-- Information supplied start --

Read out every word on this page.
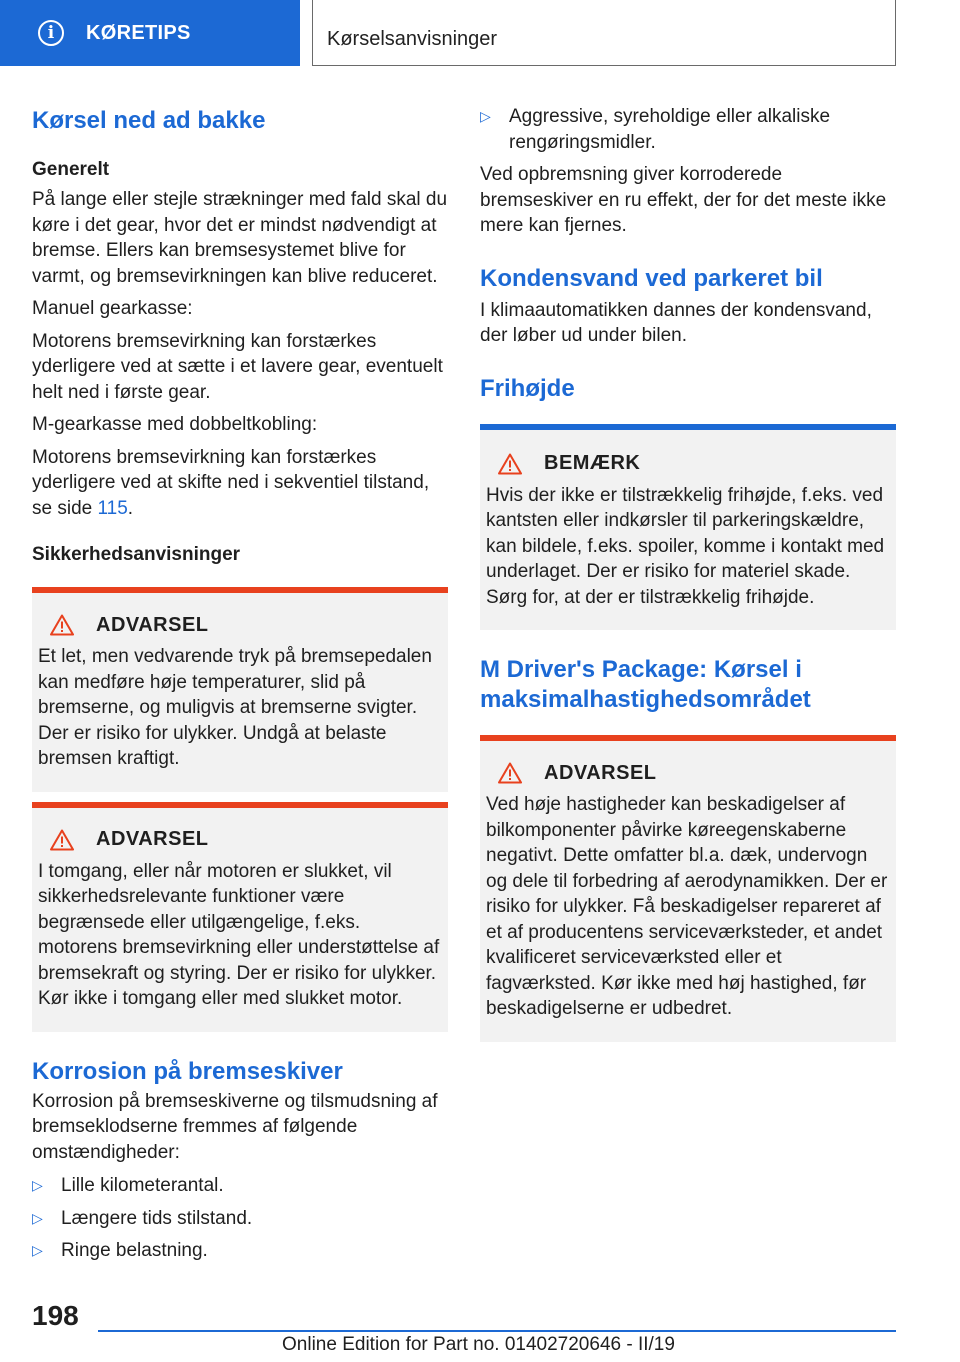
i	KØRETIPS	Kørselsanvisninger
Kørsel ned ad bakke
Generelt

På lange eller stejle strækninger med fald skal du køre i det gear, hvor det er mindst nødvendigt at bremse. Ellers kan bremsesystemet blive for varmt, og bremsevirkningen kan blive reduceret.

Manuel gearkasse:

Motorens bremsevirkning kan forstærkes yderligere ved at sætte i et lavere gear, eventuelt helt ned i første gear.

M-gearkasse med dobbeltkobling:

Motorens bremsevirkning kan forstærkes yderligere ved at skifte ned i sekventiel tilstand, se side 115.

Sikkerhedsanvisninger
ADVARSEL

Et let, men vedvarende tryk på bremsepedalen kan medføre høje temperaturer, slid på bremserne, og muligvis at bremserne svigter. Der er risiko for ulykker. Undgå at belaste bremsen kraftigt.

ADVARSEL

I tomgang, eller når motoren er slukket, vil sikkerhedsrelevante funktioner være begrænsede eller utilgængelige, f.eks. motorens bremsevirkning eller understøttelse af bremsekraft og styring. Der er risiko for ulykker. Kør ikke i tomgang eller med slukket motor.

Korrosion på bremseskiver

Korrosion på bremseskiverne og tilsmudsning af bremseklodserne fremmes af følgende omstændigheder:

▷ Lille kilometerantal.
▷ Længere tids stilstand.
▷ Ringe belastning.
▷ Aggressive, syreholdige eller alkaliske rengøringsmidler.

Ved opbremsning giver korroderede bremseskiver en ru effekt, der for det meste ikke mere kan fjernes.

Kondensvand ved parkeret bil

I klimaautomatikken dannes der kondensvand, der løber ud under bilen.

Frihøjde
BEMÆRK

Hvis der ikke er tilstrækkelig frihøjde, f.eks. ved kantsten eller indkørsler til parkeringskældre, kan bildele, f.eks. spoiler, komme i kontakt med underlaget. Der er risiko for materiel skade. Sørg for, at der er tilstrækkelig frihøjde.

M Driver's Package: Kørsel i maksimalhastighedsområdet
ADVARSEL

Ved høje hastigheder kan beskadigelser af bilkomponenter påvirke køreegenskaberne negativt. Dette omfatter bl.a. dæk, undervogn og dele til forbedring af aerodynamikken. Der er risiko for ulykker. Få beskadigelser repareret af et af producentens serviceværksteder, et andet kvalificeret serviceværksted eller et fagværksted. Kør ikke med høj hastighed, før beskadigelserne er udbedret.

198
Online Edition for Part no. 01402720646 - II/19
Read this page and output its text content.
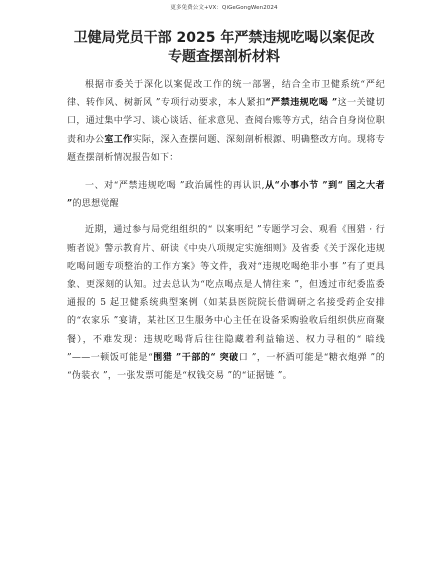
更多免费公文+VX：QiGeGongWen2024
卫健局党员干部 2025 年严禁违规吃喝以案促改
专题查摆剖析材料

根据市委关于深化以案促改工作的统一部署，结合全市卫健系统“严纪律、转作风、树新风 ”专项行动要求，本人紧扣“严禁违规吃喝 ”这一关键切口，通过集中学习、谈心谈话、征求意见、查阅台账等方式，结合自身岗位职责和办公室工作实际，深入查摆问题、深刻剖析根源、明确整改方向。现将专题查摆剖析情况报告如下：

一、对“严禁违规吃喝 ”政治属性的再认识,从“小事小节 ”到“ 国之大者 ”的思想觉醒

近期，通过参与局党组组织的“ 以案明纪 ”专题学习会、观看《围猎 · 行贿者说》警示教育片、研读《中央八项规定实施细则》及省委《关于深化违规吃喝问题专项整治的工作方案》等文件，我对“违规吃喝绝非小事 ”有了更具象、更深刻的认知。过去总认为“吃点喝点是人情往来 ”，但透过市纪委监委通报的 5 起卫健系统典型案例（如某县医院院长借调研之名接受药企安排的“农家乐 ”宴请，某社区卫生服务中心主任在设备采购验收后组织供应商聚餐），不难发现：违规吃喝背后往往隐藏着利益输送、权力寻租的“ 暗线 ”——一顿饭可能是“围猎 ”干部的“ 突破口 ”，一杯酒可能是“糖衣炮弹 ”的 “伪装衣 ”，一张发票可能是“权钱交易 ”的“证据链 ”。
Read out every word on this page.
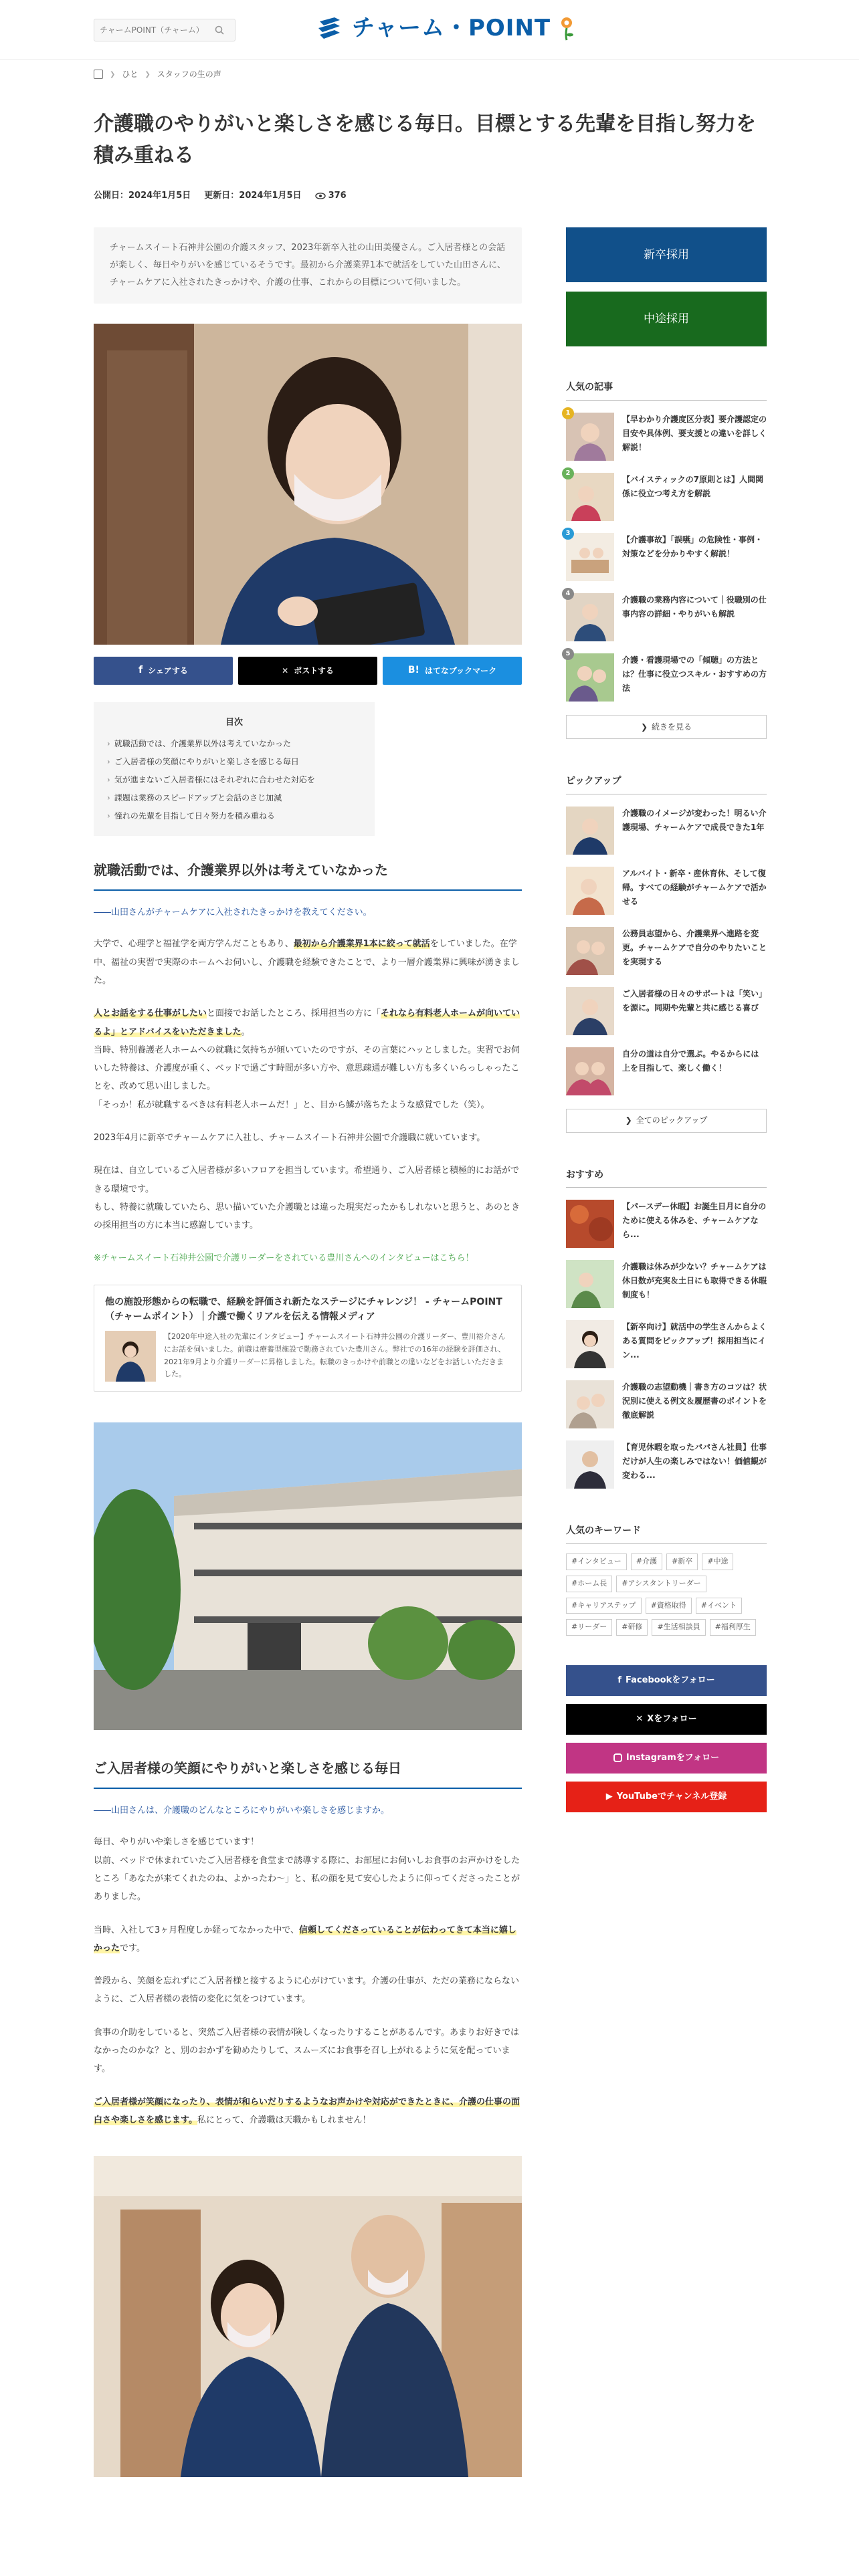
チャームPOINT（チャーム）
チャーム・POINT
❯ ひと ❯ スタッフの生の声
介護職のやりがいと楽しさを感じる毎日。目標とする先輩を目指し努力を積み重ねる
公開日：2024年1月5日 更新日：2024年1月5日	376
チャームスイート石神井公園の介護スタッフ、2023年新卒入社の山田美優さん。ご入居者様との会話が楽しく、毎日やりがいを感じているそうです。最初から介護業界1本で就活をしていた山田さんに、チャームケアに入社されたきっかけや、介護の仕事、これからの目標について伺いました。
f シェアする	✕ ポストする	B! はてなブックマーク
目次
› 就職活動では、介護業界以外は考えていなかった
› ご入居者様の笑顔にやりがいと楽しさを感じる毎日
› 気が進まないご入居者様にはそれぞれに合わせた対応を
› 課題は業務のスピードアップと会話のさじ加減
› 憧れの先輩を目指して日々努力を積み重ねる
就職活動では、介護業界以外は考えていなかった

――山田さんがチャームケアに入社されたきっかけを教えてください。

大学で、心理学と福祉学を両方学んだこともあり、最初から介護業界1本に絞って就活をしていました。在学中、福祉の実習で実際のホームへお伺いし、介護職を経験できたことで、より一層介護業界に興味が湧きました。

人とお話をする仕事がしたいと面接でお話したところ、採用担当の方に「それなら有料老人ホームが向いているよ」とアドバイスをいただきました。
当時、特別養護老人ホームへの就職に気持ちが傾いていたのですが、その言葉にハッとしました。実習でお伺いした特養は、介護度が重く、ベッドで過ごす時間が多い方や、意思疎通が難しい方も多くいらっしゃったことを、改めて思い出しました。
「そっか！私が就職するべきは有料老人ホームだ！」と、目から鱗が落ちたような感覚でした（笑）。

2023年4月に新卒でチャームケアに入社し、チャームスイート石神井公園で介護職に就いています。

現在は、自立しているご入居者様が多いフロアを担当しています。希望通り、ご入居者様と積極的にお話ができる環境です。
もし、特養に就職していたら、思い描いていた介護職とは違った現実だったかもしれないと思うと、あのときの採用担当の方に本当に感謝しています。

※チャームスイート石神井公園で介護リーダーをされている豊川さんへのインタビューはこちら！

他の施設形態からの転職で、経験を評価され新たなステージにチャレンジ！ - チャームPOINT（チャームポイント）｜介護で働くリアルを伝える情報メディア
【2020年中途入社の先輩にインタビュー】チャームスイート石神井公園の介護リーダー、豊川裕介さんにお話を伺いました。前職は療養型施設で勤務されていた豊川さん。弊社での16年の経験を評価され、2021年9月より介護リーダーに昇格しました。転職のきっかけや前職との違いなどをお話しいただきました。
ご入居者様の笑顔にやりがいと楽しさを感じる毎日

――山田さんは、介護職のどんなところにやりがいや楽しさを感じますか。

毎日、やりがいや楽しさを感じています！
以前、ベッドで休まれていたご入居者様を食堂まで誘導する際に、お部屋にお伺いしお食事のお声かけをしたところ「あなたが来てくれたのね、よかったわ〜」と、私の顔を見て安心したように仰ってくださったことがありました。

当時、入社して3ヶ月程度しか経ってなかった中で、信頼してくださっていることが伝わってきて本当に嬉しかったです。

普段から、笑顔を忘れずにご入居者様と接するように心がけています。介護の仕事が、ただの業務にならないように、ご入居者様の表情の変化に気をつけています。

食事の介助をしていると、突然ご入居者様の表情が険しくなったりすることがあるんです。あまりお好きではなかったのかな？と、別のおかずを勧めたりして、スムーズにお食事を召し上がれるように気を配っています。

ご入居者様が笑顔になったり、表情が和らいだりするようなお声かけや対応ができたときに、介護の仕事の面白さや楽しさを感じます。私にとって、介護職は天職かもしれません！

新卒採用
中途採用
人気の記事
1
【早わかり介護度区分表】要介護認定の目安や具体例、要支援との違いを詳しく解説！
2
【バイスティックの7原則とは】人間関係に役立つ考え方を解説
3
【介護事故】「誤嚥」の危険性・事例・対策などを分かりやすく解説！
4
介護職の業務内容について｜役職別の仕事内容の詳細・やりがいも解説
5
介護・看護現場での「傾聴」の方法とは？仕事に役立つスキル・おすすめの方法
❯ 続きを見る
ピックアップ
介護職のイメージが変わった！明るい介護現場、チャームケアで成長できた1年
アルバイト・新卒・産休育休、そして復帰。すべての経験がチャームケアで活かせる
公務員志望から、介護業界へ進路を変更。チャームケアで自分のやりたいことを実現する
ご入居者様の日々のサポートは「笑い」を源に。同期や先輩と共に感じる喜び
自分の道は自分で選ぶ。やるからには上を目指して、楽しく働く！
❯ 全てのピックアップ
おすすめ
【パースデー休暇】お誕生日月に自分のために使える休みを、チャームケアなら...
介護職は休みが少ない？チャームケアは休日数が充実＆土日にも取得できる休暇制度も！
【新卒向け】就活中の学生さんからよくある質問をピックアップ！採用担当にイン...
介護職の志望動機｜書き方のコツは？状況別に使える例文＆履歴書のポイントを徹底解説
【育児休暇を取ったパパさん社員】仕事だけが人生の楽しみではない！価値観が変わる...
人気のキーワード
#インタビュー	#介護	#新卒	#中途
#ホーム長	#アシスタントリーダー
#キャリアステップ	#資格取得	#イベント
#リーダー	#研修	#生活相談員	#福利厚生
f Facebookをフォロー
✕ Xをフォロー
Instagramをフォロー
▶ YouTubeでチャンネル登録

-- Information supplied end --

What you need to do ▸
Copy out all lines from the material above that contain the string "yderligere".

The result ▸
Motorens bremsevirkning kan forstærkes yderligere ved at sætte i et lavere gear, eventuelt helt ned i første gear.
Motorens bremsevirkning kan forstærkes yderligere ved at skifte ned i sekventiel tilstand, se side 115.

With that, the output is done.